#### Your goal
Reproduce the entries in full, with no changes.

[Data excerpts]
--

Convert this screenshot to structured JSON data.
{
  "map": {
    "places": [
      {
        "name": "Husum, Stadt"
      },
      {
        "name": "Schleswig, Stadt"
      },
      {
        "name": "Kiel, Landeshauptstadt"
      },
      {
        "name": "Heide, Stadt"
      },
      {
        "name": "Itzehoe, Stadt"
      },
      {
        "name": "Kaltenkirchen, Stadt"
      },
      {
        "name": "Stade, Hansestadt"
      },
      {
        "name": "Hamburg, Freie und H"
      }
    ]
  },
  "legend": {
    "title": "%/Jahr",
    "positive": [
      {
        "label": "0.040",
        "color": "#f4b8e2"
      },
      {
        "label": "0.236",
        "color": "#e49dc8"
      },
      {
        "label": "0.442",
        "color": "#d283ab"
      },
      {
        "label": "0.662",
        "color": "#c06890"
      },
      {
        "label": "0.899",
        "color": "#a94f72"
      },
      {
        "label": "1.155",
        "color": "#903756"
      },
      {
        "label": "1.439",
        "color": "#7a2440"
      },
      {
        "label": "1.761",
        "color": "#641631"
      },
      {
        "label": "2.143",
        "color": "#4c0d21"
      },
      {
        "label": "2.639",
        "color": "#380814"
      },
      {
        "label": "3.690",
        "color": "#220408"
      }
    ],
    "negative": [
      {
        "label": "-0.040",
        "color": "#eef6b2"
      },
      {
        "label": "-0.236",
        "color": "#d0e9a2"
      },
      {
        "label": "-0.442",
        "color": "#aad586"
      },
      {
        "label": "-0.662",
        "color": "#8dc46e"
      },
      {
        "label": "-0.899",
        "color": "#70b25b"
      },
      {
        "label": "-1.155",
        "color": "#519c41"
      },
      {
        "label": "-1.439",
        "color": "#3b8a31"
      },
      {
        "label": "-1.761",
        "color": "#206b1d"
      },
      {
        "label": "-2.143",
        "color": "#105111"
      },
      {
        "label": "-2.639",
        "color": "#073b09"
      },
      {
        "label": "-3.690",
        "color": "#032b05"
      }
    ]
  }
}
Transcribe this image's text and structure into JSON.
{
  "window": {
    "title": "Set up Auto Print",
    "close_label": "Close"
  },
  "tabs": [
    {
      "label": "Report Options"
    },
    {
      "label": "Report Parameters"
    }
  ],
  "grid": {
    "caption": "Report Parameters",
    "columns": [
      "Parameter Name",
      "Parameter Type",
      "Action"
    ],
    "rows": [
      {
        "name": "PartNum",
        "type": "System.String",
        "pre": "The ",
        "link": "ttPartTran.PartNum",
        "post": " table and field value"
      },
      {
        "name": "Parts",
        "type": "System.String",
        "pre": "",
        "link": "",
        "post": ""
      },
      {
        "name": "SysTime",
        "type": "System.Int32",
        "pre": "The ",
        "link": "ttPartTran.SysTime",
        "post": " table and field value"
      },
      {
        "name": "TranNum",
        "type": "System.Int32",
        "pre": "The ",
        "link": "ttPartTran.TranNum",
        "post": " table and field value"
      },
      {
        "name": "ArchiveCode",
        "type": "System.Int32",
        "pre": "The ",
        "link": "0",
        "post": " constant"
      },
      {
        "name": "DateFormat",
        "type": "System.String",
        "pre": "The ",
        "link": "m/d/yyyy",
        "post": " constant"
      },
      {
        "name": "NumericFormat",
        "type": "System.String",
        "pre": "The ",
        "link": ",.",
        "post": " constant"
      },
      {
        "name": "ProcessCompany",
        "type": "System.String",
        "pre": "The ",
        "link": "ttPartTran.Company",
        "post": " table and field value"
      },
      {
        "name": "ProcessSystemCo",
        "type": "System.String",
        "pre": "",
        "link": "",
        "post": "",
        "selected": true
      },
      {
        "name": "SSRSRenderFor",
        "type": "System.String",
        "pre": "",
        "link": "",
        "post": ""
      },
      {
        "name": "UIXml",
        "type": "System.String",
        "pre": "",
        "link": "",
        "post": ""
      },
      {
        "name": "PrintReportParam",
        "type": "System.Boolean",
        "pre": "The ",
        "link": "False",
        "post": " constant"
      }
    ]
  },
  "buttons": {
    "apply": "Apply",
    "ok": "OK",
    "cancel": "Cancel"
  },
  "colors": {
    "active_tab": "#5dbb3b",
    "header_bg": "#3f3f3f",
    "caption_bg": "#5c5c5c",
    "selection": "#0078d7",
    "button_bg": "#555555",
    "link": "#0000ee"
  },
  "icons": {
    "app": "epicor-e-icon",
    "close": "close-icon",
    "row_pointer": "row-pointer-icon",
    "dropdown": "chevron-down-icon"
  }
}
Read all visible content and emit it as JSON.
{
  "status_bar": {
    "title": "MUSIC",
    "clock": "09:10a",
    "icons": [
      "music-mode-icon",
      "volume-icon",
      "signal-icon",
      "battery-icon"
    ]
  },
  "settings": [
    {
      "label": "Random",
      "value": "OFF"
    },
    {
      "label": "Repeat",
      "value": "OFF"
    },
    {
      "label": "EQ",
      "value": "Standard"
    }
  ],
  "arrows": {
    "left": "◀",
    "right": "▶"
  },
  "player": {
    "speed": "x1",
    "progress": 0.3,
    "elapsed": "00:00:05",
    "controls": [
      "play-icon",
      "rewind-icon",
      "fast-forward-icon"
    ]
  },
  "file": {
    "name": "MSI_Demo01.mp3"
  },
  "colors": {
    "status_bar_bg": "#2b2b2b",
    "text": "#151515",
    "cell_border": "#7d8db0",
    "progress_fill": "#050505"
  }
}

--

#### In response
Convert this screenshot to structured JSON data.
{
  "map": {
    "places": [
      {
        "name": "Husum, Stadt"
      },
      {
        "name": "Schleswig, Stadt"
      },
      {
        "name": "Kiel, Landeshauptstadt"
      },
      {
        "name": "Heide, Stadt"
      },
      {
        "name": "Itzehoe, Stadt"
      },
      {
        "name": "Kaltenkirchen, Stadt"
      },
      {
        "name": "Stade, Hansestadt"
      },
      {
        "name": "Hamburg, Freie und H"
      }
    ]
  },
  "legend": {
    "title": "%/Jahr",
    "positive": [
      {
        "label": "0.040",
        "color": "#f4b8e2"
      },
      {
        "label": "0.236",
        "color": "#e49dc8"
      },
      {
        "label": "0.442",
        "color": "#d283ab"
      },
      {
        "label": "0.662",
        "color": "#c06890"
      },
      {
        "label": "0.899",
        "color": "#a94f72"
      },
      {
        "label": "1.155",
        "color": "#903756"
      },
      {
        "label": "1.439",
        "color": "#7a2440"
      },
      {
        "label": "1.761",
        "color": "#641631"
      },
      {
        "label": "2.143",
        "color": "#4c0d21"
      },
      {
        "label": "2.639",
        "color": "#380814"
      },
      {
        "label": "3.690",
        "color": "#220408"
      }
    ],
    "negative": [
      {
        "label": "-0.040",
        "color": "#eef6b2"
      },
      {
        "label": "-0.236",
        "color": "#d0e9a2"
      },
      {
        "label": "-0.442",
        "color": "#aad586"
      },
      {
        "label": "-0.662",
        "color": "#8dc46e"
      },
      {
        "label": "-0.899",
        "color": "#70b25b"
      },
      {
        "label": "-1.155",
        "color": "#519c41"
      },
      {
        "label": "-1.439",
        "color": "#3b8a31"
      },
      {
        "label": "-1.761",
        "color": "#206b1d"
      },
      {
        "label": "-2.143",
        "color": "#105111"
      },
      {
        "label": "-2.639",
        "color": "#073b09"
      },
      {
        "label": "-3.690",
        "color": "#032b05"
      }
    ]
  }
}
Transcribe this image's text and structure into JSON.
{
  "window": {
    "title": "Set up Auto Print",
    "close_label": "Close"
  },
  "tabs": [
    {
      "label": "Report Options"
    },
    {
      "label": "Report Parameters"
    }
  ],
  "grid": {
    "caption": "Report Parameters",
    "columns": [
      "Parameter Name",
      "Parameter Type",
      "Action"
    ],
    "rows": [
      {
        "name": "PartNum",
        "type": "System.String",
        "pre": "The ",
        "link": "ttPartTran.PartNum",
        "post": " table and field value"
      },
      {
        "name": "Parts",
        "type": "System.String",
        "pre": "",
        "link": "",
        "post": ""
      },
      {
        "name": "SysTime",
        "type": "System.Int32",
        "pre": "The ",
        "link": "ttPartTran.SysTime",
        "post": " table and field value"
      },
      {
        "name": "TranNum",
        "type": "System.Int32",
        "pre": "The ",
        "link": "ttPartTran.TranNum",
        "post": " table and field value"
      },
      {
        "name": "ArchiveCode",
        "type": "System.Int32",
        "pre": "The ",
        "link": "0",
        "post": " constant"
      },
      {
        "name": "DateFormat",
        "type": "System.String",
        "pre": "The ",
        "link": "m/d/yyyy",
        "post": " constant"
      },
      {
        "name": "NumericFormat",
        "type": "System.String",
        "pre": "The ",
        "link": ",.",
        "post": " constant"
      },
      {
        "name": "ProcessCompany",
        "type": "System.String",
        "pre": "The ",
        "link": "ttPartTran.Company",
        "post": " table and field value"
      },
      {
        "name": "ProcessSystemCo",
        "type": "System.String",
        "pre": "",
        "link": "",
        "post": "",
        "selected": true
      },
      {
        "name": "SSRSRenderFor",
        "type": "System.String",
        "pre": "",
        "link": "",
        "post": ""
      },
      {
        "name": "UIXml",
        "type": "System.String",
        "pre": "",
        "link": "",
        "post": ""
      },
      {
        "name": "PrintReportParam",
        "type": "System.Boolean",
        "pre": "The ",
        "link": "False",
        "post": " constant"
      }
    ]
  },
  "buttons": {
    "apply": "Apply",
    "ok": "OK",
    "cancel": "Cancel"
  },
  "colors": {
    "active_tab": "#5dbb3b",
    "header_bg": "#3f3f3f",
    "caption_bg": "#5c5c5c",
    "selection": "#0078d7",
    "button_bg": "#555555",
    "link": "#0000ee"
  },
  "icons": {
    "app": "epicor-e-icon",
    "close": "close-icon",
    "row_pointer": "row-pointer-icon",
    "dropdown": "chevron-down-icon"
  }
}
Read all visible content and emit it as JSON.
{
  "status_bar": {
    "title": "MUSIC",
    "clock": "09:10a",
    "icons": [
      "music-mode-icon",
      "volume-icon",
      "signal-icon",
      "battery-icon"
    ]
  },
  "settings": [
    {
      "label": "Random",
      "value": "OFF"
    },
    {
      "label": "Repeat",
      "value": "OFF"
    },
    {
      "label": "EQ",
      "value": "Standard"
    }
  ],
  "arrows": {
    "left": "◀",
    "right": "▶"
  },
  "player": {
    "speed": "x1",
    "progress": 0.3,
    "elapsed": "00:00:05",
    "controls": [
      "play-icon",
      "rewind-icon",
      "fast-forward-icon"
    ]
  },
  "file": {
    "name": "MSI_Demo01.mp3"
  },
  "colors": {
    "status_bar_bg": "#2b2b2b",
    "text": "#151515",
    "cell_border": "#7d8db0",
    "progress_fill": "#050505"
  }
}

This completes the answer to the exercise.